TASK PROMPT - Every line below is to be copied exactly, with the pictures left out.

(Data tied to figure images)
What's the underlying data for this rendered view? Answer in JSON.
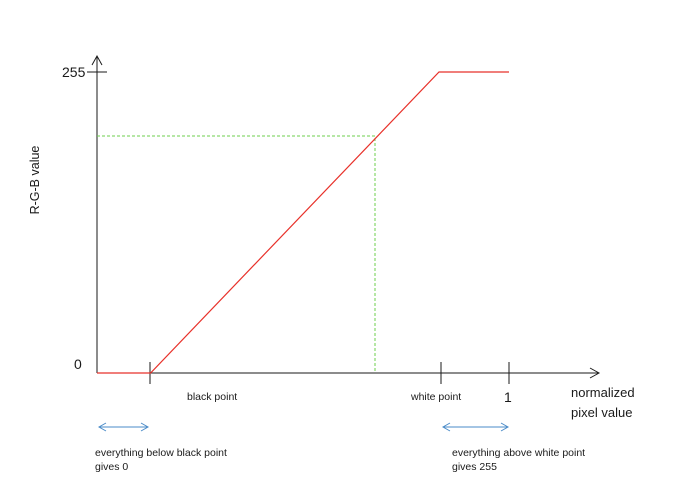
{
  "chart_data": {
    "type": "line",
    "ylabel": "R-G-B value",
    "xlabel": "normalized pixel value",
    "y_ticks": [
      "0",
      "255"
    ],
    "x_tick": "1",
    "x_markers": [
      "black point",
      "white point"
    ],
    "series": [
      {
        "x": [
          0,
          0.13,
          0.83,
          1
        ],
        "y": [
          0,
          0,
          255,
          255
        ]
      }
    ],
    "ylim": [
      0,
      255
    ],
    "colors": {
      "curve": "#e8312a",
      "guide": "#6ccf4e",
      "arrows": "#4a8bc8",
      "axes": "#1a1a1a"
    },
    "annotations": {
      "left_note_line1": "everything below black point",
      "left_note_line2": "gives 0",
      "right_note_line1": "everything above white point",
      "right_note_line2": "gives 255"
    }
  }
}
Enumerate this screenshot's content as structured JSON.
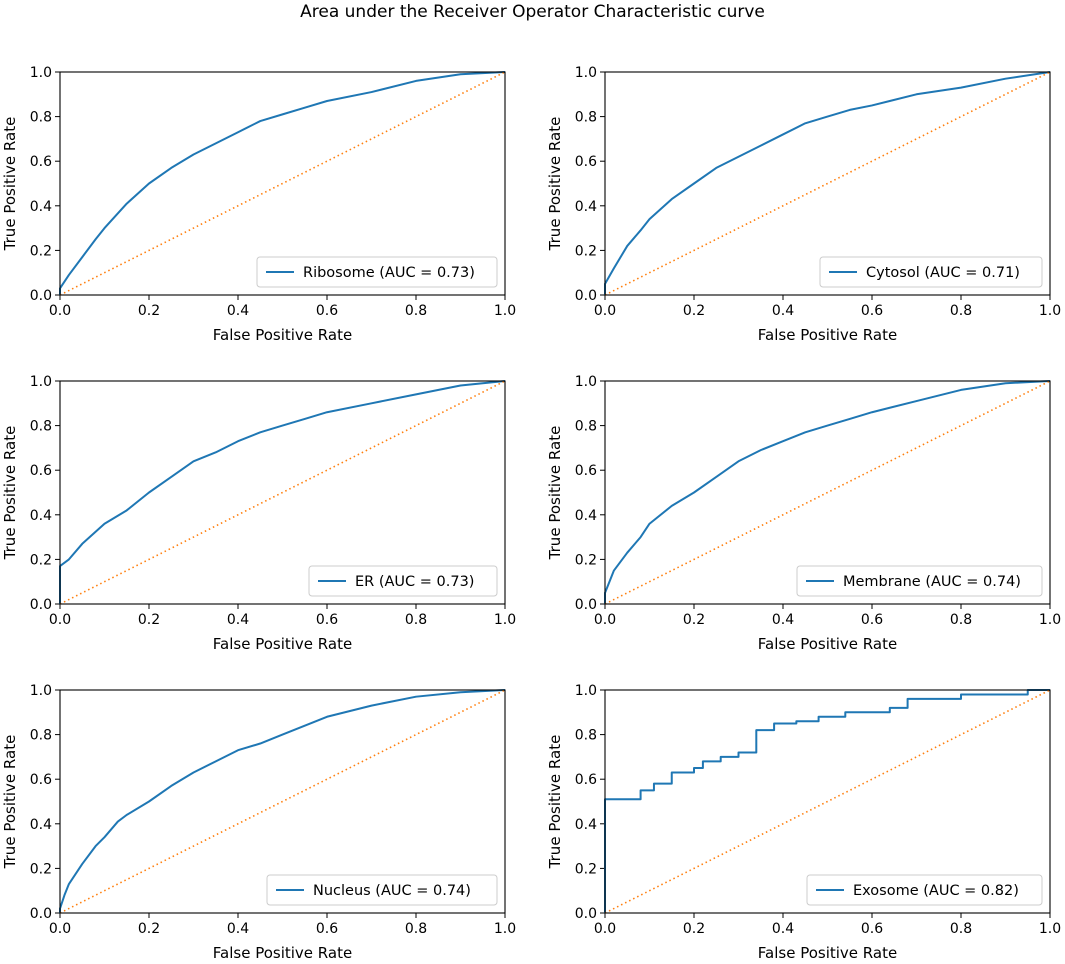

REPLY TO THE TASK -
What's the underlying data for this rendered view? Answer in JSON.
{
  "chart_data": {
    "type": "line",
    "ylabel": "R-G-B value",
    "xlabel": "normalized pixel value",
    "y_ticks": [
      "0",
      "255"
    ],
    "x_tick": "1",
    "x_markers": [
      "black point",
      "white point"
    ],
    "series": [
      {
        "x": [
          0,
          0.13,
          0.83,
          1
        ],
        "y": [
          0,
          0,
          255,
          255
        ]
      }
    ],
    "ylim": [
      0,
      255
    ],
    "colors": {
      "curve": "#e8312a",
      "guide": "#6ccf4e",
      "arrows": "#4a8bc8",
      "axes": "#1a1a1a"
    },
    "annotations": {
      "left_note_line1": "everything below black point",
      "left_note_line2": "gives 0",
      "right_note_line1": "everything above white point",
      "right_note_line2": "gives 255"
    }
  }
}
Enumerate this screenshot's content as structured JSON.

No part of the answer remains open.